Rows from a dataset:

-.-.-

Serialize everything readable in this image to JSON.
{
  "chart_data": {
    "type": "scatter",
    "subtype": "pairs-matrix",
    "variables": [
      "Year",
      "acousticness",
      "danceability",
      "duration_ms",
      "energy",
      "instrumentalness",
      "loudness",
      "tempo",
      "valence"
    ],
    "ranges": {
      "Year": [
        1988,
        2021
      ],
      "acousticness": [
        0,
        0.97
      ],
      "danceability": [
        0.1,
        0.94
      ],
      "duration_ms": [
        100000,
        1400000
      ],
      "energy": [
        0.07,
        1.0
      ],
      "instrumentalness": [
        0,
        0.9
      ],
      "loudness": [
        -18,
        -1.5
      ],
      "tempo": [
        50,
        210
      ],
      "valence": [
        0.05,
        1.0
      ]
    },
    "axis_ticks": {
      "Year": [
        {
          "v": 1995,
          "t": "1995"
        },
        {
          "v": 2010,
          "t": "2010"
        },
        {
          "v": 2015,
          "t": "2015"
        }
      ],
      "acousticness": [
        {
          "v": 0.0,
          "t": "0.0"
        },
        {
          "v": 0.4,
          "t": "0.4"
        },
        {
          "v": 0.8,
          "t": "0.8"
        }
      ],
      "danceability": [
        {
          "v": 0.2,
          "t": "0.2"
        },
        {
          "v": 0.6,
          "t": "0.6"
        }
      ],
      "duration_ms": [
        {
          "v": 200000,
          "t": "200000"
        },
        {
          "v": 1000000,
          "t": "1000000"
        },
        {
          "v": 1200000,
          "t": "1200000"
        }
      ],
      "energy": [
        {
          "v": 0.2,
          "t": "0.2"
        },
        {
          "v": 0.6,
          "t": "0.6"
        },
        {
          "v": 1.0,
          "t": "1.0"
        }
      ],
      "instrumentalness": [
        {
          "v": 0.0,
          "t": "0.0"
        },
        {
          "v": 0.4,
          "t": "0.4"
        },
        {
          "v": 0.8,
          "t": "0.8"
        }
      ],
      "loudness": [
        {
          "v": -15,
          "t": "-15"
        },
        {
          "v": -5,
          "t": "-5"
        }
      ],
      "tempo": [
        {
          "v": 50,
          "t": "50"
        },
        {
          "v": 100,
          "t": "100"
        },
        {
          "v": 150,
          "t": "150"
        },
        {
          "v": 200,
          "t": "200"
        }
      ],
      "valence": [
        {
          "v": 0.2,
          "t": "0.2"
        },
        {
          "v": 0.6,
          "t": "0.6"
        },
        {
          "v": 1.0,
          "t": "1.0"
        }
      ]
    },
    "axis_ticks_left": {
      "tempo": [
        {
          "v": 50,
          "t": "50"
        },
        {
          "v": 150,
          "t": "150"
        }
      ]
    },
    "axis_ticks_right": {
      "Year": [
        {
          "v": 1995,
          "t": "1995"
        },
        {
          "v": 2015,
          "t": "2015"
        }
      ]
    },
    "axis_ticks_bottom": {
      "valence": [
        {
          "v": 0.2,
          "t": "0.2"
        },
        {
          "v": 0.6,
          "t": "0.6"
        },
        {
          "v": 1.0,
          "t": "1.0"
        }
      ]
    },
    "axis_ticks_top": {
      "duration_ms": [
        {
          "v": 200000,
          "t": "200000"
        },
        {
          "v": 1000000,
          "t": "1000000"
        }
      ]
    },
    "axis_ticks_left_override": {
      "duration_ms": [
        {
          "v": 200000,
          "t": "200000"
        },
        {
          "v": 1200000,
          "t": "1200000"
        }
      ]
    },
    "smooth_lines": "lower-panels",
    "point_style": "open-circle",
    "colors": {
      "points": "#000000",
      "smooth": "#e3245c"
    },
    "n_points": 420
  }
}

-.-.-

Task details →
Write an exact transcription of every entry above.

Answer to this problem →
Serialize everything readable in this image to JSON.
{
  "chart_data": {
    "type": "scatter",
    "subtype": "pairs-matrix",
    "variables": [
      "Year",
      "acousticness",
      "danceability",
      "duration_ms",
      "energy",
      "instrumentalness",
      "loudness",
      "tempo",
      "valence"
    ],
    "ranges": {
      "Year": [
        1988,
        2021
      ],
      "acousticness": [
        0,
        0.97
      ],
      "danceability": [
        0.1,
        0.94
      ],
      "duration_ms": [
        100000,
        1400000
      ],
      "energy": [
        0.07,
        1.0
      ],
      "instrumentalness": [
        0,
        0.9
      ],
      "loudness": [
        -18,
        -1.5
      ],
      "tempo": [
        50,
        210
      ],
      "valence": [
        0.05,
        1.0
      ]
    },
    "axis_ticks": {
      "Year": [
        {
          "v": 1995,
          "t": "1995"
        },
        {
          "v": 2010,
          "t": "2010"
        },
        {
          "v": 2015,
          "t": "2015"
        }
      ],
      "acousticness": [
        {
          "v": 0.0,
          "t": "0.0"
        },
        {
          "v": 0.4,
          "t": "0.4"
        },
        {
          "v": 0.8,
          "t": "0.8"
        }
      ],
      "danceability": [
        {
          "v": 0.2,
          "t": "0.2"
        },
        {
          "v": 0.6,
          "t": "0.6"
        }
      ],
      "duration_ms": [
        {
          "v": 200000,
          "t": "200000"
        },
        {
          "v": 1000000,
          "t": "1000000"
        },
        {
          "v": 1200000,
          "t": "1200000"
        }
      ],
      "energy": [
        {
          "v": 0.2,
          "t": "0.2"
        },
        {
          "v": 0.6,
          "t": "0.6"
        },
        {
          "v": 1.0,
          "t": "1.0"
        }
      ],
      "instrumentalness": [
        {
          "v": 0.0,
          "t": "0.0"
        },
        {
          "v": 0.4,
          "t": "0.4"
        },
        {
          "v": 0.8,
          "t": "0.8"
        }
      ],
      "loudness": [
        {
          "v": -15,
          "t": "-15"
        },
        {
          "v": -5,
          "t": "-5"
        }
      ],
      "tempo": [
        {
          "v": 50,
          "t": "50"
        },
        {
          "v": 100,
          "t": "100"
        },
        {
          "v": 150,
          "t": "150"
        },
        {
          "v": 200,
          "t": "200"
        }
      ],
      "valence": [
        {
          "v": 0.2,
          "t": "0.2"
        },
        {
          "v": 0.6,
          "t": "0.6"
        },
        {
          "v": 1.0,
          "t": "1.0"
        }
      ]
    },
    "axis_ticks_left": {
      "tempo": [
        {
          "v": 50,
          "t": "50"
        },
        {
          "v": 150,
          "t": "150"
        }
      ]
    },
    "axis_ticks_right": {
      "Year": [
        {
          "v": 1995,
          "t": "1995"
        },
        {
          "v": 2015,
          "t": "2015"
        }
      ]
    },
    "axis_ticks_bottom": {
      "valence": [
        {
          "v": 0.2,
          "t": "0.2"
        },
        {
          "v": 0.6,
          "t": "0.6"
        },
        {
          "v": 1.0,
          "t": "1.0"
        }
      ]
    },
    "axis_ticks_top": {
      "duration_ms": [
        {
          "v": 200000,
          "t": "200000"
        },
        {
          "v": 1000000,
          "t": "1000000"
        }
      ]
    },
    "axis_ticks_left_override": {
      "duration_ms": [
        {
          "v": 200000,
          "t": "200000"
        },
        {
          "v": 1200000,
          "t": "1200000"
        }
      ]
    },
    "smooth_lines": "lower-panels",
    "point_style": "open-circle",
    "colors": {
      "points": "#000000",
      "smooth": "#e3245c"
    },
    "n_points": 420
  }
}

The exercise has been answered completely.